++++ FRAGMENTO DEL TEXTO ++++

Conocí la obra de Mario Benedetti hace veinticinco años por pura necesidad. En ese entonces no había en la Universidad de los Andes ninguna niña bonita e interesante que no llevara un libro suyo en la mochila. Bonitas a secas había varias, pero no llevaban mochila y mucho menos libros. Interesantes había otras tantas, pero de partituras de Satie no vive el hombre, y menos cuando ronda los veinte años de edad. Las de Benedetti eran las que tenían la combinación fatal.

A esa edad los instintos son tan fuertes que pueden llevarlo a uno a inscribirse en una clase de literatura para conocer más a Benedetti. A las cuatro semanas estaba claro que la profesora era bastante floja, pero ya había material para discutir en la cafetería.

Promediando el semestre la profesora perdió toda credibilidad, cuando dijo que un escritor empieza a escribir un cuento sin tener idea de cómo lo va a terminar, pero ya la curiosidad se había hecho cargo de La Tregu, Gracias por el fuego, Poemas de otros y La casa y el ladrillo. (Lo mejor de ese curso vino varios años después, cuando circuló el rumor de que la profesora se había casado con un agente de la CIA que hacía contraespionaje para el Gobierno ruso. Ese sí es un buen cuento con un final imprevisto.)

++++ REGISTROS PROPORCIONADOS ++++

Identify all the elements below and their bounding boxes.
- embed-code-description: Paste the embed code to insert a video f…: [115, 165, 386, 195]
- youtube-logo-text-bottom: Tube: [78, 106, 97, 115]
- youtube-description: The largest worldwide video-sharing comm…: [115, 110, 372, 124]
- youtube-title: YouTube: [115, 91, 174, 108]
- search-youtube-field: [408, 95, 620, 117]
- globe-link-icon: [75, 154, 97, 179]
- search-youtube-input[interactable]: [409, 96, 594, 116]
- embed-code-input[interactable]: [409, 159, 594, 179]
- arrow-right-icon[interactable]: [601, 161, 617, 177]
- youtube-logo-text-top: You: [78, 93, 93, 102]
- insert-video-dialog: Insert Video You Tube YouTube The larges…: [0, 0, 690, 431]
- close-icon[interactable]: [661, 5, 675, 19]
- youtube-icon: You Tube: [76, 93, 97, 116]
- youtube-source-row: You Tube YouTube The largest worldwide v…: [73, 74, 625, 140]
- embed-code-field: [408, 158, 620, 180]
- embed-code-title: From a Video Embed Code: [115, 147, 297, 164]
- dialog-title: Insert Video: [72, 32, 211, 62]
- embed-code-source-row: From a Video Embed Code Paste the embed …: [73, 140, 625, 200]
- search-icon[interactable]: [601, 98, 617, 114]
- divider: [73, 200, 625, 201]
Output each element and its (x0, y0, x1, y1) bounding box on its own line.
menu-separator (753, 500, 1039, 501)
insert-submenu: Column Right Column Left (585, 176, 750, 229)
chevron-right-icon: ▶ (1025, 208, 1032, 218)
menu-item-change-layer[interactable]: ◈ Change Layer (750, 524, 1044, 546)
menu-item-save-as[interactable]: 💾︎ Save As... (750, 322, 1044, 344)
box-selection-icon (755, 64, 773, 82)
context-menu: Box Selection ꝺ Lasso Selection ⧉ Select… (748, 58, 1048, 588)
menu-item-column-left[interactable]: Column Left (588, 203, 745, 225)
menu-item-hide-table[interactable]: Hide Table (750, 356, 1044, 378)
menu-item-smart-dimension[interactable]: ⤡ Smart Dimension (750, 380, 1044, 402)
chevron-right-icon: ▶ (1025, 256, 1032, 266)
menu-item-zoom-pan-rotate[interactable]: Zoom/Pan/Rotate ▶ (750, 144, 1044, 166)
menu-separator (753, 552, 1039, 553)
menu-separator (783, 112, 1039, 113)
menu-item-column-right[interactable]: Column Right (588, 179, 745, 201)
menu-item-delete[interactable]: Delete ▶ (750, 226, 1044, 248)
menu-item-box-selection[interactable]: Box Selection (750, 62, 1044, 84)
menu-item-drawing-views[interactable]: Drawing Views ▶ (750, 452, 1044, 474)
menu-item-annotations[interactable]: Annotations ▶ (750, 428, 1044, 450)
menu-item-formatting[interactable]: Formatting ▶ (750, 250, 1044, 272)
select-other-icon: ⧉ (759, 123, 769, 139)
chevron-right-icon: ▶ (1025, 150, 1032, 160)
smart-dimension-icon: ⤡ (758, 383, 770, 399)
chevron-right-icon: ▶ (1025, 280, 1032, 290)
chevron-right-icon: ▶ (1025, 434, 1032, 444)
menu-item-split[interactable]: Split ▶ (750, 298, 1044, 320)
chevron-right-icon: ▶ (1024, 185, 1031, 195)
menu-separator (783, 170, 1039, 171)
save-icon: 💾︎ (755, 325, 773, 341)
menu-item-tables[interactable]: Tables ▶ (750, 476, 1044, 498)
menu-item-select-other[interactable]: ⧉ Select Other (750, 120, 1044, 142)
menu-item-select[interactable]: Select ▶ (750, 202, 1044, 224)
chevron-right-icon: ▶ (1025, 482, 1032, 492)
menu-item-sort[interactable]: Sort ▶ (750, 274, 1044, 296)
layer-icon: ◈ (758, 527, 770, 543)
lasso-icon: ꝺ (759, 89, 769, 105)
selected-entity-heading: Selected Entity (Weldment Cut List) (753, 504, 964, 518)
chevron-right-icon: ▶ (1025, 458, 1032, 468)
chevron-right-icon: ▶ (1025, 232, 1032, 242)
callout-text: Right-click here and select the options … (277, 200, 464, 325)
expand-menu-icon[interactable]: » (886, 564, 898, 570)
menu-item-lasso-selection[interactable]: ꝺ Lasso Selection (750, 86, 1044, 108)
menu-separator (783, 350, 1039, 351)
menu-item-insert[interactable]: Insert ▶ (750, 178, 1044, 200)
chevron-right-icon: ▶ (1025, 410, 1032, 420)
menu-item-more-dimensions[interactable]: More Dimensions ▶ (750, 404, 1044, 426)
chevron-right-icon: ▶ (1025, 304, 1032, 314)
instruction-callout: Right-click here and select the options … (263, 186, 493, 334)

++++

• [TAREA A REALIZAR]: Transcribe, del texto sobre Mario Benedetti, el pasaje comprendido entre "Promediando el semestre" y "un final imprevisto.)", ambos incluidos.

• [RESPUESTA SOLICITADA]:
Promediando el semestre la profesora perdió toda credibilidad, cuando dijo que un escritor empieza a escribir un cuento sin tener idea de cómo lo va a terminar, pero ya la curiosidad se había hecho cargo de La Tregu, Gracias por el fuego, Poemas de otros y La casa y el ladrillo. (Lo mejor de ese curso vino varios años después, cuando circuló el rumor de que la profesora se había casado con un agente de la CIA que hacía contraespionaje para el Gobierno ruso. Ese sí es un buen cuento con un final imprevisto.)